* **EXERCISE AIM**:
Render every entry verbatim.

* **DATA FOR THE TASK**:
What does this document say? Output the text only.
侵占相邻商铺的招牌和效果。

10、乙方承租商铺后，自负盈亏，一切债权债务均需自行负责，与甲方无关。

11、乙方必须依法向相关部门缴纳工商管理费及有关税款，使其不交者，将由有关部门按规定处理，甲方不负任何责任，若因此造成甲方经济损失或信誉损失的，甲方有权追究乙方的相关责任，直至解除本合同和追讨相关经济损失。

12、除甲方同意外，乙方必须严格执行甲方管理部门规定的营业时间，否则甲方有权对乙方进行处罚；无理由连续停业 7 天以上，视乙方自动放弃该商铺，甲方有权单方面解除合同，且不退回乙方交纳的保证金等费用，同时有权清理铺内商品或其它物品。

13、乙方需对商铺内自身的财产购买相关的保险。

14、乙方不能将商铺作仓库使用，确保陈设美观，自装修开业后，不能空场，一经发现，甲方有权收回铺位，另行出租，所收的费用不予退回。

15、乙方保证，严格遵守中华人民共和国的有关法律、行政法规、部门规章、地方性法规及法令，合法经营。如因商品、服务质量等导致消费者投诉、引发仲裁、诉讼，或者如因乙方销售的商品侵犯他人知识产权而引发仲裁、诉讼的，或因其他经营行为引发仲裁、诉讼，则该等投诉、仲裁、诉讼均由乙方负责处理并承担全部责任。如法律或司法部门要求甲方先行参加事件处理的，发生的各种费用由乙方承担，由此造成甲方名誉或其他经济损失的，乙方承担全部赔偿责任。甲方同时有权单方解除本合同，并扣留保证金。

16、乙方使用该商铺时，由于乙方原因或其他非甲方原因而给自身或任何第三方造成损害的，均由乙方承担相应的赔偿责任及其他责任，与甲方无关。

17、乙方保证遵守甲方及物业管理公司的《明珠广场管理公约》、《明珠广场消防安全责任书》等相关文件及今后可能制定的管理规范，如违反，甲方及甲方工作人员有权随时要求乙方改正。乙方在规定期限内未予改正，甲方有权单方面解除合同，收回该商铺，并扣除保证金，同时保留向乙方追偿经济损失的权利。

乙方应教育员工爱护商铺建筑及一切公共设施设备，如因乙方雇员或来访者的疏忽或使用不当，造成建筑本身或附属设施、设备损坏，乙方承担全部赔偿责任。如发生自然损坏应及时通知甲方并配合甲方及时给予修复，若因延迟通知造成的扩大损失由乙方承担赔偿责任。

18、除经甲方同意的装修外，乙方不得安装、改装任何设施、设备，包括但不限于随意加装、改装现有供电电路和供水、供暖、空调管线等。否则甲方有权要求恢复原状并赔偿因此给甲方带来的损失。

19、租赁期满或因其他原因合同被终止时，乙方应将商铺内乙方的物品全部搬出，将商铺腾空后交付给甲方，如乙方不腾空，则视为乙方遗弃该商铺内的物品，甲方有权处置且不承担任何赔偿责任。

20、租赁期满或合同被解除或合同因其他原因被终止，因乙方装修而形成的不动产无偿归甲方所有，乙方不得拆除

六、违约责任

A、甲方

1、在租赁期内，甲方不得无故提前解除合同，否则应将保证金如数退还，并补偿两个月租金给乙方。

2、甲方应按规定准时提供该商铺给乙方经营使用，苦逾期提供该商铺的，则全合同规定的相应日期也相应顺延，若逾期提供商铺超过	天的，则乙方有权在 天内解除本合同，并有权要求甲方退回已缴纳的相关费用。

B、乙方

* **SOLUTION FOR THIS PROBLEM**:
What does this document say? Output the text only.
侵占相邻商铺的招牌和效果。

10、乙方承租商铺后，自负盈亏，一切债权债务均需自行负责，与甲方无关。

11、乙方必须依法向相关部门缴纳工商管理费及有关税款，使其不交者，将由有关部门按规定处理，甲方不负任何责任，若因此造成甲方经济损失或信誉损失的，甲方有权追究乙方的相关责任，直至解除本合同和追讨相关经济损失。

12、除甲方同意外，乙方必须严格执行甲方管理部门规定的营业时间，否则甲方有权对乙方进行处罚；无理由连续停业 7 天以上，视乙方自动放弃该商铺，甲方有权单方面解除合同，且不退回乙方交纳的保证金等费用，同时有权清理铺内商品或其它物品。

13、乙方需对商铺内自身的财产购买相关的保险。

14、乙方不能将商铺作仓库使用，确保陈设美观，自装修开业后，不能空场，一经发现，甲方有权收回铺位，另行出租，所收的费用不予退回。

15、乙方保证，严格遵守中华人民共和国的有关法律、行政法规、部门规章、地方性法规及法令，合法经营。如因商品、服务质量等导致消费者投诉、引发仲裁、诉讼，或者如因乙方销售的商品侵犯他人知识产权而引发仲裁、诉讼的，或因其他经营行为引发仲裁、诉讼，则该等投诉、仲裁、诉讼均由乙方负责处理并承担全部责任。如法律或司法部门要求甲方先行参加事件处理的，发生的各种费用由乙方承担，由此造成甲方名誉或其他经济损失的，乙方承担全部赔偿责任。甲方同时有权单方解除本合同，并扣留保证金。

16、乙方使用该商铺时，由于乙方原因或其他非甲方原因而给自身或任何第三方造成损害的，均由乙方承担相应的赔偿责任及其他责任，与甲方无关。

17、乙方保证遵守甲方及物业管理公司的《明珠广场管理公约》、《明珠广场消防安全责任书》等相关文件及今后可能制定的管理规范，如违反，甲方及甲方工作人员有权随时要求乙方改正。乙方在规定期限内未予改正，甲方有权单方面解除合同，收回该商铺，并扣除保证金，同时保留向乙方追偿经济损失的权利。

乙方应教育员工爱护商铺建筑及一切公共设施设备，如因乙方雇员或来访者的疏忽或使用不当，造成建筑本身或附属设施、设备损坏，乙方承担全部赔偿责任。如发生自然损坏应及时通知甲方并配合甲方及时给予修复，若因延迟通知造成的扩大损失由乙方承担赔偿责任。

18、除经甲方同意的装修外，乙方不得安装、改装任何设施、设备，包括但不限于随意加装、改装现有供电电路和供水、供暖、空调管线等。否则甲方有权要求恢复原状并赔偿因此给甲方带来的损失。

19、租赁期满或因其他原因合同被终止时，乙方应将商铺内乙方的物品全部搬出，将商铺腾空后交付给甲方，如乙方不腾空，则视为乙方遗弃该商铺内的物品，甲方有权处置且不承担任何赔偿责任。

20、租赁期满或合同被解除或合同因其他原因被终止，因乙方装修而形成的不动产无偿归甲方所有，乙方不得拆除

六、违约责任

A、甲方

1、在租赁期内，甲方不得无故提前解除合同，否则应将保证金如数退还，并补偿两个月租金给乙方。

2、甲方应按规定准时提供该商铺给乙方经营使用，苦逾期提供该商铺的，则全合同规定的相应日期也相应顺延，若逾期提供商铺超过	天的，则乙方有权在 天内解除本合同，并有权要求甲方退回已缴纳的相关费用。

B、乙方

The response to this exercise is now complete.